Gather up the lines with the word "label" in them.

Rows from a figure dataset:
• • • •

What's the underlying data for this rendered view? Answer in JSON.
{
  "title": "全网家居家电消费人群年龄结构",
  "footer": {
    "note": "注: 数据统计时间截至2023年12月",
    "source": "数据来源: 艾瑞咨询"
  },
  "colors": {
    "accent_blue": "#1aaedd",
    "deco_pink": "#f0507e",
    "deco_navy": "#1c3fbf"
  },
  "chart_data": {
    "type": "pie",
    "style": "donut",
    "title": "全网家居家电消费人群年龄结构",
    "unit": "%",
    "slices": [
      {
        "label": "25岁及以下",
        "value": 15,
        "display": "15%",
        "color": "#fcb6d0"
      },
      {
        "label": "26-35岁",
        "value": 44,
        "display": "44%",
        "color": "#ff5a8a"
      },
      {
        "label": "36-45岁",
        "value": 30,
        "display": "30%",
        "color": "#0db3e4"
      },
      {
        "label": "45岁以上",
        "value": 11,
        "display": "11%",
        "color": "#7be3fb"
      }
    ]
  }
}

• • • •

→ Answer to this task
        "label": "25岁及以下",
        "label": "26-35岁",
        "label": "36-45岁",
        "label": "45岁以上",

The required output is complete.